Work to complete: Below are records; count the lines that contain "grid" and give only the total.

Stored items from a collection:

━━━━━━━━━━━━━━━━━━━━━━━━━━━━━━

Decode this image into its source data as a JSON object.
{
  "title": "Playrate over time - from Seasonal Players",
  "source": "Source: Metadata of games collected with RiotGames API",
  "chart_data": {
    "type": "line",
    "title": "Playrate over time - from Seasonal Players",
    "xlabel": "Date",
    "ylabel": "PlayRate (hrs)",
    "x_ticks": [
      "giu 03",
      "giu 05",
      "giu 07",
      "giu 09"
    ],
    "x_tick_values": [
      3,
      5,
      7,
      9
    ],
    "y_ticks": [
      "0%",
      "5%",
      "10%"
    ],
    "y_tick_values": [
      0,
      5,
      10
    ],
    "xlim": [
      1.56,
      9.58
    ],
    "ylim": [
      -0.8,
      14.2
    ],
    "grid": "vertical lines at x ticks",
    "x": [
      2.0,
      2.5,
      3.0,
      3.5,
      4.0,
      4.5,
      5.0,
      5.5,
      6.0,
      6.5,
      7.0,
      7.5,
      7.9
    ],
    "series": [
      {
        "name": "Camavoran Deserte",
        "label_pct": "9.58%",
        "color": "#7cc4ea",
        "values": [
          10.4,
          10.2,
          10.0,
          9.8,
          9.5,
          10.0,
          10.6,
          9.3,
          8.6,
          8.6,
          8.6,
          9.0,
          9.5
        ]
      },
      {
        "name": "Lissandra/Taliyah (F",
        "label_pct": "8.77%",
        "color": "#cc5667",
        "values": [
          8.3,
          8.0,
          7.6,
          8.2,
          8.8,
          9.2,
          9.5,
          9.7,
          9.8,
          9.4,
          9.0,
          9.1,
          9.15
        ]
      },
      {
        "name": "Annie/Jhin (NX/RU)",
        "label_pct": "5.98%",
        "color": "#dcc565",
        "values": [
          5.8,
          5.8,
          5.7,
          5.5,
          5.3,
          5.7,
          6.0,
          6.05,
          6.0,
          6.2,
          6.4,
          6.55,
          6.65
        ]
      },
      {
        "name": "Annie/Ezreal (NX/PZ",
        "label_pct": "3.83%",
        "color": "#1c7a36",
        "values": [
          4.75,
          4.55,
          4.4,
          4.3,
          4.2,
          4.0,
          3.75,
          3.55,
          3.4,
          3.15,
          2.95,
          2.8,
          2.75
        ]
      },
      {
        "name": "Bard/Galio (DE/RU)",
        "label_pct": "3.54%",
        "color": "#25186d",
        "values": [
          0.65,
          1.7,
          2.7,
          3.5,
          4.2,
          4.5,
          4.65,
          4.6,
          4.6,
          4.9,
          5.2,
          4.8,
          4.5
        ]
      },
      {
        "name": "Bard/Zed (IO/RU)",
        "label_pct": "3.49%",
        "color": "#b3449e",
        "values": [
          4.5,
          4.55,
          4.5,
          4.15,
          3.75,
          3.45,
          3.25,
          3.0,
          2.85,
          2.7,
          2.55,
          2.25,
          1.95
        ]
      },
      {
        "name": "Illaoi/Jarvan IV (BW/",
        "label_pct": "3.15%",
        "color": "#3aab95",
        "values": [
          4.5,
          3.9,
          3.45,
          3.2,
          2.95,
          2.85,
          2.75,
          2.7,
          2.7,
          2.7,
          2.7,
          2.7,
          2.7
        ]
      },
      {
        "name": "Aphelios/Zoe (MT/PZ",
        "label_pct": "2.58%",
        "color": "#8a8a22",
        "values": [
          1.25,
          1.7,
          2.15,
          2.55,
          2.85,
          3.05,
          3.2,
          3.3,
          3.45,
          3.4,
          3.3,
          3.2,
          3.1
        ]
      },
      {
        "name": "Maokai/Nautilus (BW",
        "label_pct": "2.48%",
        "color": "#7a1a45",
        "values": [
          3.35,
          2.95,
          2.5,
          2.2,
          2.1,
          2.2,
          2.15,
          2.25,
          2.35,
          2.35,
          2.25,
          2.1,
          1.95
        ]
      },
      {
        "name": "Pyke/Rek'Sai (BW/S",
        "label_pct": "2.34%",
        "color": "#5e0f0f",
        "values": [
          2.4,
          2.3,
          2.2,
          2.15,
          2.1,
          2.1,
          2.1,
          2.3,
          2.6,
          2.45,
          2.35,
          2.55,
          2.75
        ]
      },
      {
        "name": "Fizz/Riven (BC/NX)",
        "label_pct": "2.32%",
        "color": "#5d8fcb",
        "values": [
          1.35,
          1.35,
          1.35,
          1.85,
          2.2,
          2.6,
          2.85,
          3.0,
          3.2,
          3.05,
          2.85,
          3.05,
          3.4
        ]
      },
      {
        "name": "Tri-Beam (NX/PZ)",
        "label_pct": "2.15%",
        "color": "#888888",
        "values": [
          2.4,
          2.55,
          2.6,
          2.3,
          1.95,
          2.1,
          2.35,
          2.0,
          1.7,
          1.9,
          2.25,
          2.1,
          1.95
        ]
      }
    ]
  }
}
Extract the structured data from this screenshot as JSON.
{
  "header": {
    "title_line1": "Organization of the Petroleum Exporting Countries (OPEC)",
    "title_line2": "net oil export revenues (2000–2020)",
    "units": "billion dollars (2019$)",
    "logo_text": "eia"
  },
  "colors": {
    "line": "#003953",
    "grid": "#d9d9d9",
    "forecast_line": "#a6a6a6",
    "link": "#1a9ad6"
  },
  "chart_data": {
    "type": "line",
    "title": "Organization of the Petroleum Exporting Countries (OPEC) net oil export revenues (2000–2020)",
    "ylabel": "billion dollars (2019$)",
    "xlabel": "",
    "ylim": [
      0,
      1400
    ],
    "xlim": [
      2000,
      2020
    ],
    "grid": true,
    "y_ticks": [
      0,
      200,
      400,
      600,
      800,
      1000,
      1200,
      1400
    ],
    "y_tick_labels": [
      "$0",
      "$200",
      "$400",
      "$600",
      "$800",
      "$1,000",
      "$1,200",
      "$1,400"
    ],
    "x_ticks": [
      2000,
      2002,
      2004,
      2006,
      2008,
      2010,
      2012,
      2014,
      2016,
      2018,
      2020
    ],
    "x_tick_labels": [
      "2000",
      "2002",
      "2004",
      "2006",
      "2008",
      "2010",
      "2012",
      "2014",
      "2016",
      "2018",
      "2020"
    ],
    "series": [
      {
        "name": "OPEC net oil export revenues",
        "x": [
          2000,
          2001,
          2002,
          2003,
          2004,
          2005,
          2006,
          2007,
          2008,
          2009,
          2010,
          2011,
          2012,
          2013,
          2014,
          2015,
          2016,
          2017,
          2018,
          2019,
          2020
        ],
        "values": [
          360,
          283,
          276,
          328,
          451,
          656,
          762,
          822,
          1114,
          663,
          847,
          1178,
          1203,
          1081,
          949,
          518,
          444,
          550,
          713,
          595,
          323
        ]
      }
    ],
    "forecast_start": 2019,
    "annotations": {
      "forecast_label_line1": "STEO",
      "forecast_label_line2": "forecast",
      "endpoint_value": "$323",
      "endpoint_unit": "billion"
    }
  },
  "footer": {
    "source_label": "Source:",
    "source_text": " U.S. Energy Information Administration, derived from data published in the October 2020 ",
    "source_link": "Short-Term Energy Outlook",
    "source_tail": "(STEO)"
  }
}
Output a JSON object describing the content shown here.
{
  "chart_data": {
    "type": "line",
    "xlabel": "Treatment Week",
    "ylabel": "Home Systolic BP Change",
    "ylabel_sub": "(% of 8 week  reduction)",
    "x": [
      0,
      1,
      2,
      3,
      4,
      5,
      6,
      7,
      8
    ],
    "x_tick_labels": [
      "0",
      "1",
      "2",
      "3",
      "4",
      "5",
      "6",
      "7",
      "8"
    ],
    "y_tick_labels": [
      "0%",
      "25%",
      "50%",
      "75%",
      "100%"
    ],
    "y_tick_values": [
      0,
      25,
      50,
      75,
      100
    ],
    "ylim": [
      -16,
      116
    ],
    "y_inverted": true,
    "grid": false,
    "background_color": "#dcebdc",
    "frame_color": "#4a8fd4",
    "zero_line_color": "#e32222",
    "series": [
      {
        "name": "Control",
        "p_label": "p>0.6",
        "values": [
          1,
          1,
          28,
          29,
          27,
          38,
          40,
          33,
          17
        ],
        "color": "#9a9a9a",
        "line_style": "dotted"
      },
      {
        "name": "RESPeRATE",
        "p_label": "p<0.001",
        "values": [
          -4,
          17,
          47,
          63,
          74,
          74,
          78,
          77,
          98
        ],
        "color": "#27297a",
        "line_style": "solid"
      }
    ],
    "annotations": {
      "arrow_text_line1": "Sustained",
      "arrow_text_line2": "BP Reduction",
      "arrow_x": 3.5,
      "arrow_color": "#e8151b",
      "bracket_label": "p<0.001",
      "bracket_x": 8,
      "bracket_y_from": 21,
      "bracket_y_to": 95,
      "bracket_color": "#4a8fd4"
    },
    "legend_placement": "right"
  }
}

━━━━━━━━━━━━━━━━━━━━━━━━━━━━━━

Solution: 4